*Prompt:* Locate and copy all lines bearing the word "предусматривать".

··· Record list

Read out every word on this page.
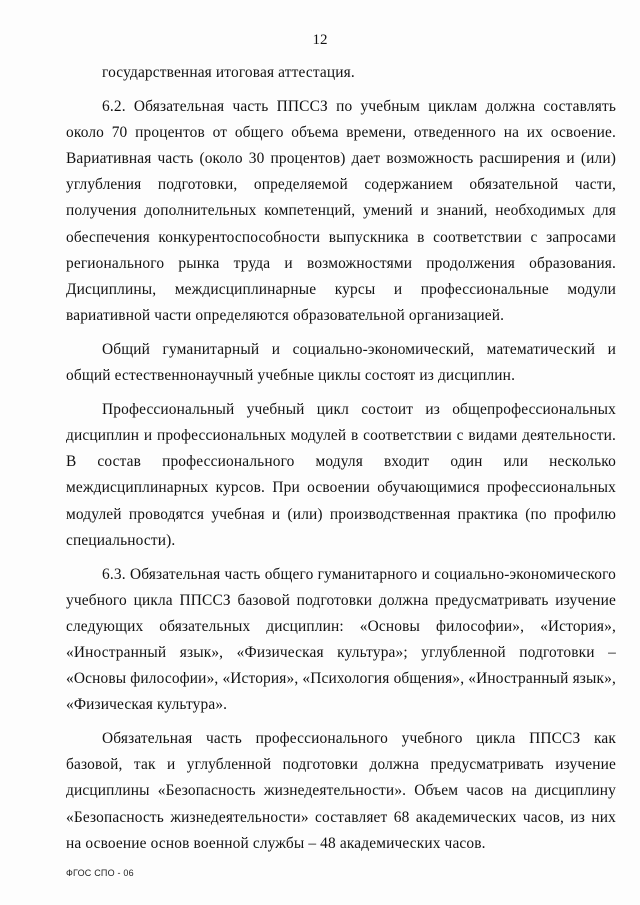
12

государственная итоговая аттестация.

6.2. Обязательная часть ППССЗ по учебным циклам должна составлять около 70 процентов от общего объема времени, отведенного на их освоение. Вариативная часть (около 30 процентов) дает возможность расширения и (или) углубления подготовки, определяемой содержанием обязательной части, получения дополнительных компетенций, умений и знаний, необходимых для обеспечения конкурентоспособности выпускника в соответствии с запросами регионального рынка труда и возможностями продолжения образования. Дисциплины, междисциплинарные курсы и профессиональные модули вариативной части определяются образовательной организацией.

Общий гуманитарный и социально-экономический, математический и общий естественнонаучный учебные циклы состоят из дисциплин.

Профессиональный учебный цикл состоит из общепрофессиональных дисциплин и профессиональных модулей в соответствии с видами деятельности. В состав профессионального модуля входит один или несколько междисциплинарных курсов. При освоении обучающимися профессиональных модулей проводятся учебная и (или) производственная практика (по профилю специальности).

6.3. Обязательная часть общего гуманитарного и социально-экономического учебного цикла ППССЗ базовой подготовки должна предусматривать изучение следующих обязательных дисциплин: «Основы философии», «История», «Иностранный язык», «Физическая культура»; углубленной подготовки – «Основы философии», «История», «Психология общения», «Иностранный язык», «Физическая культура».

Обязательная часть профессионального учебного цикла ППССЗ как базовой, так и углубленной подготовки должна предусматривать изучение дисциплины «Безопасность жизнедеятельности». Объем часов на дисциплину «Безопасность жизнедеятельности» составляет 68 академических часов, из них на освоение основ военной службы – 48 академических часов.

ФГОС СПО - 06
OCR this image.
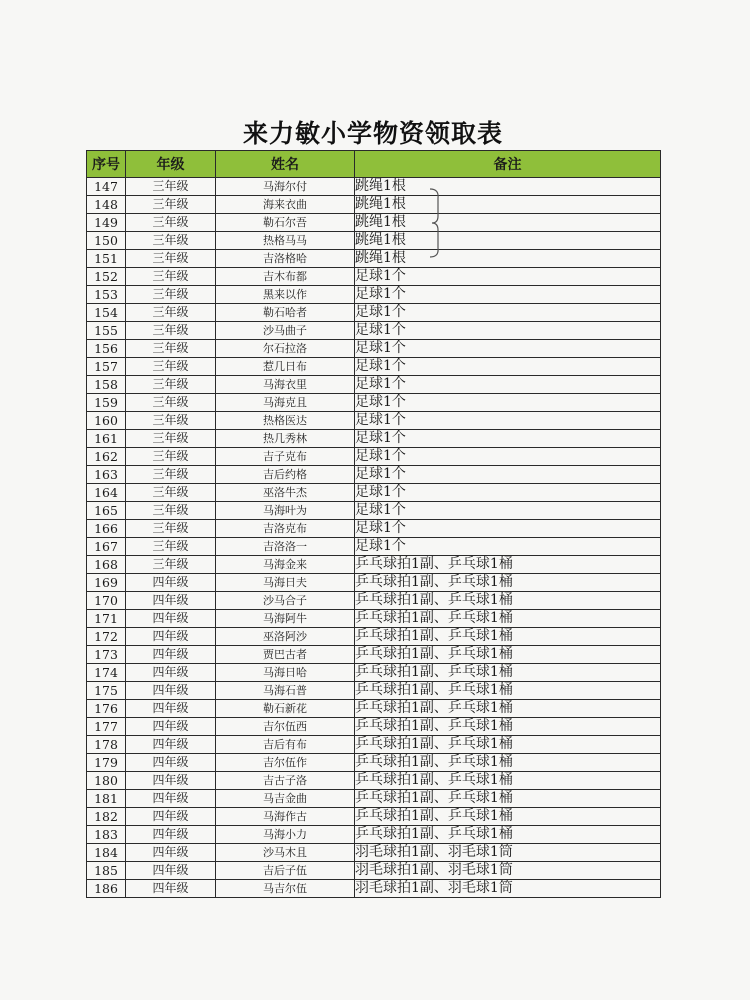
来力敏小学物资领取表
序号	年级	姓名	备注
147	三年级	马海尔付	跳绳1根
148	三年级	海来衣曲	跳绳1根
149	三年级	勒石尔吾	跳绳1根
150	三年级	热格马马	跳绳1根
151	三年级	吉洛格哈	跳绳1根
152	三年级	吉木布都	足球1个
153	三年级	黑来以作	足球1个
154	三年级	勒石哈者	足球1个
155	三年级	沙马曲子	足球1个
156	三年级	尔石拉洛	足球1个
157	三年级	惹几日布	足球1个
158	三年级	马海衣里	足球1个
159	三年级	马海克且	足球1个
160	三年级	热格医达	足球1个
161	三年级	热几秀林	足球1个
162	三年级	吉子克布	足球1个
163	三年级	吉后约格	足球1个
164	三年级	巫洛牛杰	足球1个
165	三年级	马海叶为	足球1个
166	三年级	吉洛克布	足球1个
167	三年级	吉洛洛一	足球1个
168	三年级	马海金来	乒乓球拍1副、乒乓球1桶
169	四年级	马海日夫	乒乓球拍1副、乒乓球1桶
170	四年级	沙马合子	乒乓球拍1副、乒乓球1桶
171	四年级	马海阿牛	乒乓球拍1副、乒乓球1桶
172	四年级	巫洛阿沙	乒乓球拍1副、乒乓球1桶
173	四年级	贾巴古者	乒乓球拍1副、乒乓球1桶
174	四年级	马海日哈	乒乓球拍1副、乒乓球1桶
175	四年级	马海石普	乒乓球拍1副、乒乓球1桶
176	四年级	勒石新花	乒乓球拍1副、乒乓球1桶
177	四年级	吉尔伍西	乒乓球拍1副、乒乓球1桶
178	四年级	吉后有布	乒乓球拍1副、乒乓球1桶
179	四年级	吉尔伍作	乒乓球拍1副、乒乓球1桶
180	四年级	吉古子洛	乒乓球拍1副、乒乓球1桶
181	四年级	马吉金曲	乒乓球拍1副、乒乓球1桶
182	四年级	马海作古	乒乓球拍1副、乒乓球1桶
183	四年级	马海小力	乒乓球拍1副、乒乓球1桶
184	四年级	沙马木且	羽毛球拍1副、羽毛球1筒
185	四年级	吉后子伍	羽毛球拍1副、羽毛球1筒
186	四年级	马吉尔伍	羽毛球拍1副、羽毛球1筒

······
··· Record list

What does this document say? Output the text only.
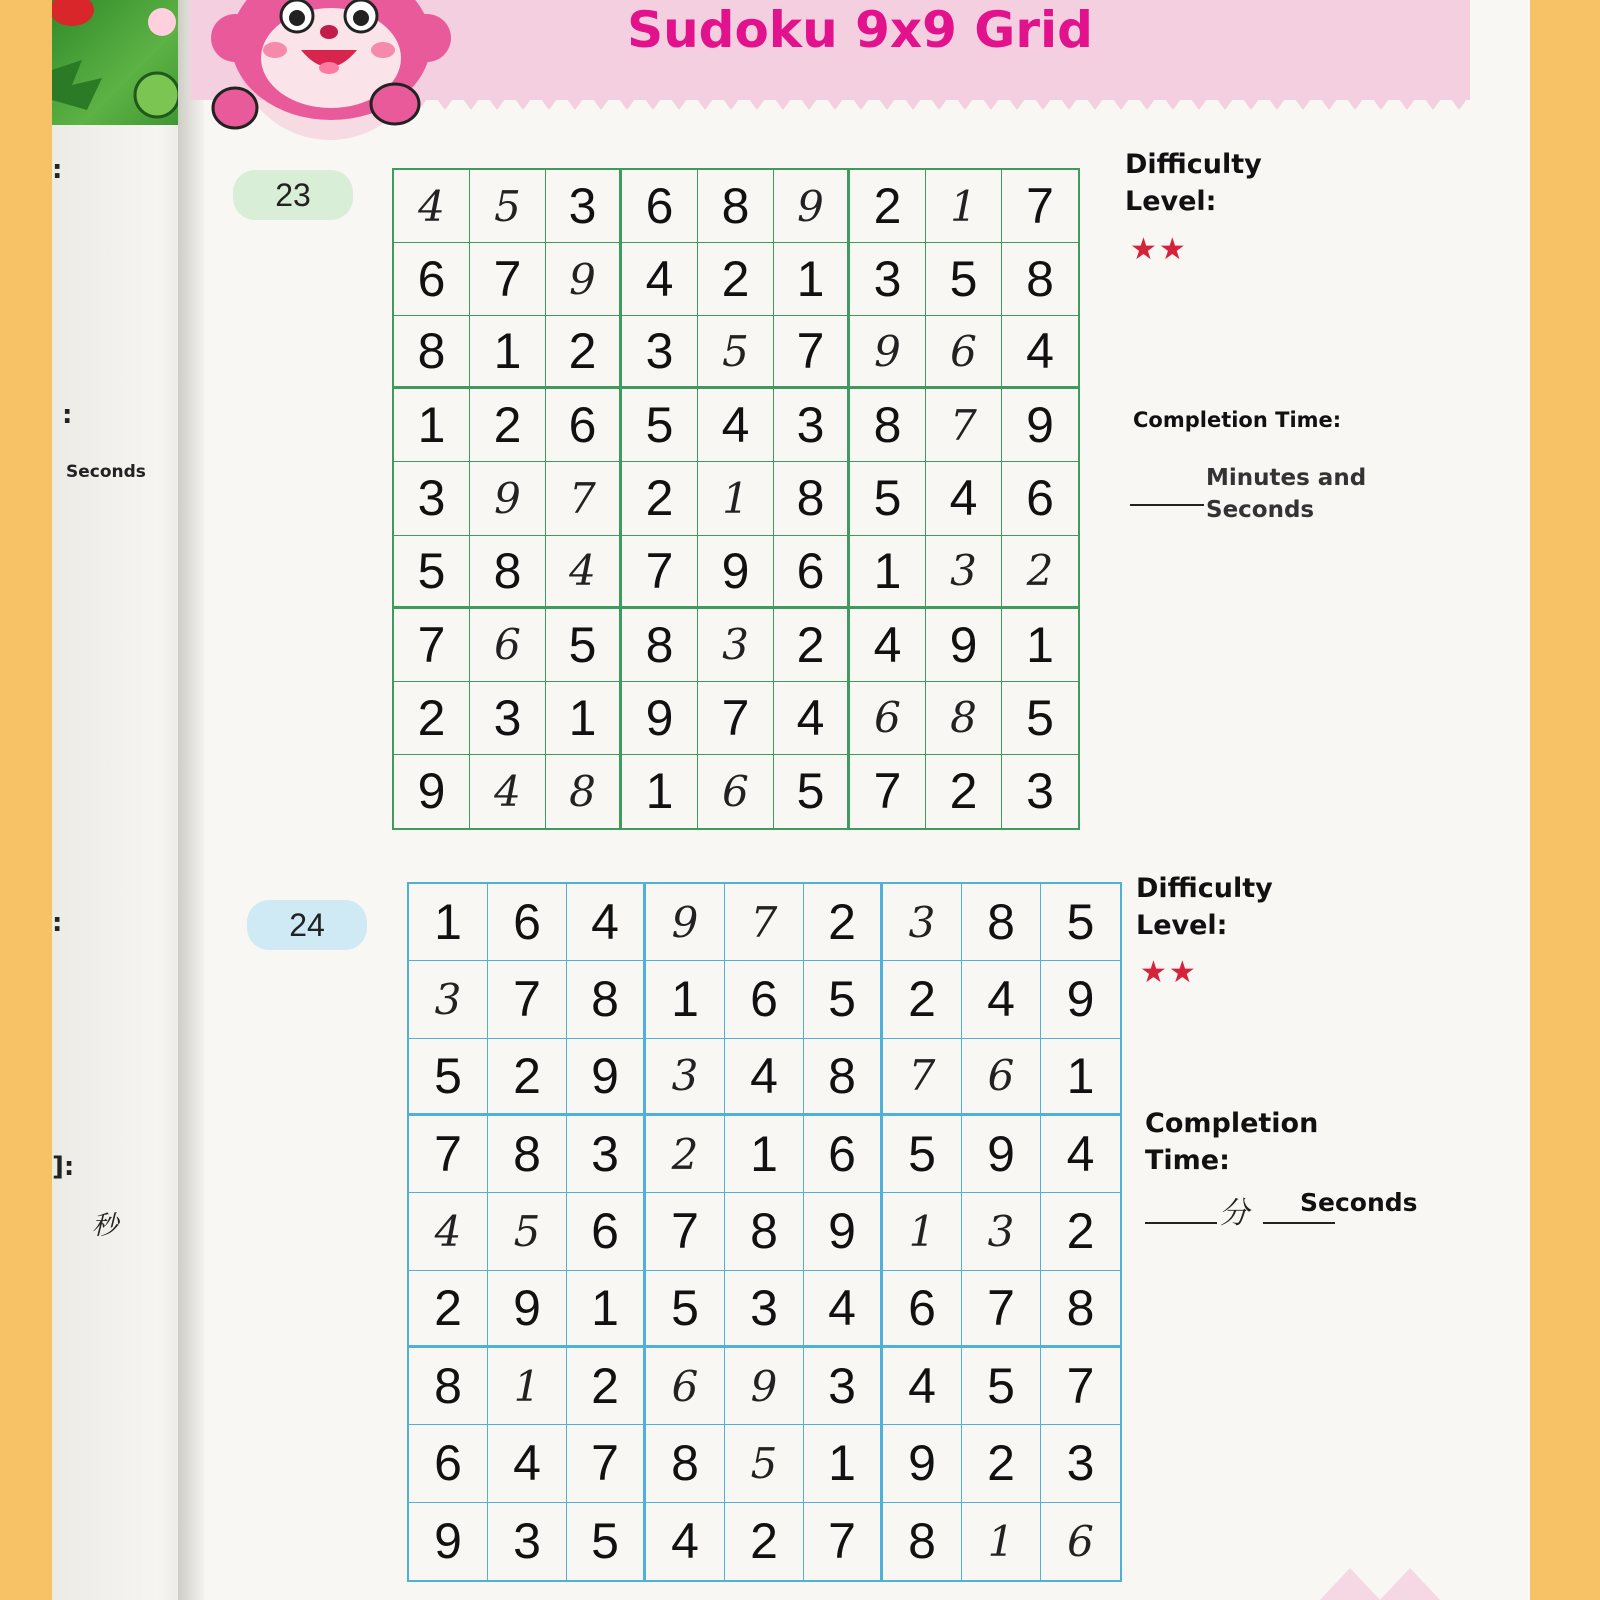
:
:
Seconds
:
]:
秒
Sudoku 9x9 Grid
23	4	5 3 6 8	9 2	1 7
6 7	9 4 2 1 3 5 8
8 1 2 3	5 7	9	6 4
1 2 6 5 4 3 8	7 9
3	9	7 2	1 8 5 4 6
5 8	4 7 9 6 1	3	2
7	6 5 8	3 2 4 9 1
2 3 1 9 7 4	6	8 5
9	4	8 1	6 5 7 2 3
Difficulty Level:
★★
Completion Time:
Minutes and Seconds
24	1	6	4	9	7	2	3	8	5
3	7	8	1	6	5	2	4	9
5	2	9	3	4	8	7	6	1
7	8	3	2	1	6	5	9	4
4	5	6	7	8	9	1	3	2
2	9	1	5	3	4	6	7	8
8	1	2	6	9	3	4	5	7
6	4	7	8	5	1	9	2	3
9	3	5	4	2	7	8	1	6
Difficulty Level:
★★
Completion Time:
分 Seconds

······

*Answer for the task:*
6.3. Обязательная часть общего гуманитарного и социально-экономического учебного цикла ППССЗ базовой подготовки должна предусматривать изучение следующих обязательных дисциплин: «Основы философии», «История», «Иностранный язык», «Физическая культура»; углубленной подготовки – «Основы философии», «История», «Психология общения», «Иностранный язык», «Физическая культура».
Обязательная часть профессионального учебного цикла ППССЗ как базовой, так и углубленной подготовки должна предусматривать изучение дисциплины «Безопасность жизнедеятельности». Объем часов на дисциплину «Безопасность жизнедеятельности» составляет 68 академических часов, из них на освоение основ военной службы – 48 академических часов.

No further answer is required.